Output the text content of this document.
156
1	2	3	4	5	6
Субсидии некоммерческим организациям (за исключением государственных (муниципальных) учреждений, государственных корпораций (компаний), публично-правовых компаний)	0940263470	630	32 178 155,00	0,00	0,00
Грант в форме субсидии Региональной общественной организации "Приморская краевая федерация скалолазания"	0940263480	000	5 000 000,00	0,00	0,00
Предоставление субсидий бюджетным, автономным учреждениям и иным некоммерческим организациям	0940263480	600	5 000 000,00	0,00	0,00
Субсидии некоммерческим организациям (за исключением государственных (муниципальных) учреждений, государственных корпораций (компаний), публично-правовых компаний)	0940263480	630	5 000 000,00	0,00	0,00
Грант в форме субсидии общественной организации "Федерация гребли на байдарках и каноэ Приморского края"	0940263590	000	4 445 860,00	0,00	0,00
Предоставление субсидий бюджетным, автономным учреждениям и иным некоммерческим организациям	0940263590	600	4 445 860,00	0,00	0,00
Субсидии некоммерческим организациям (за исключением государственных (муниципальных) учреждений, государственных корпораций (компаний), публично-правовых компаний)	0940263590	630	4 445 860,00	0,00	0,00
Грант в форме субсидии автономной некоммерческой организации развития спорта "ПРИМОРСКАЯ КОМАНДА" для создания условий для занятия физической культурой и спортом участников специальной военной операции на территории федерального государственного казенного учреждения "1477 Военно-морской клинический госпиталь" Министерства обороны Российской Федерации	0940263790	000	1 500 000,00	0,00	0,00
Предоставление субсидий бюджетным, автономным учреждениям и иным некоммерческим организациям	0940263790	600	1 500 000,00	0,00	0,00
==================================================
YOUR GOAL> Scan the material above. Copy each line that holds the word "Грант".

THE OUTPUT>
Грант в форме субсидии Региональной общественной организации "Приморская краевая федерация скалолазания"	0940263480	000	5 000 000,00	0,00	0,00
Грант в форме субсидии общественной организации "Федерация гребли на байдарках и каноэ Приморского края"	0940263590	000	4 445 860,00	0,00	0,00
Грант в форме субсидии автономной некоммерческой организации развития спорта "ПРИМОРСКАЯ КОМАНДА" для создания условий для занятия физической культурой и спортом участников специальной военной операции на территории федерального государственного казенного учреждения "1477 Военно-морской клинический госпиталь" Министерства обороны Российской Федерации	0940263790	000	1 500 000,00	0,00	0,00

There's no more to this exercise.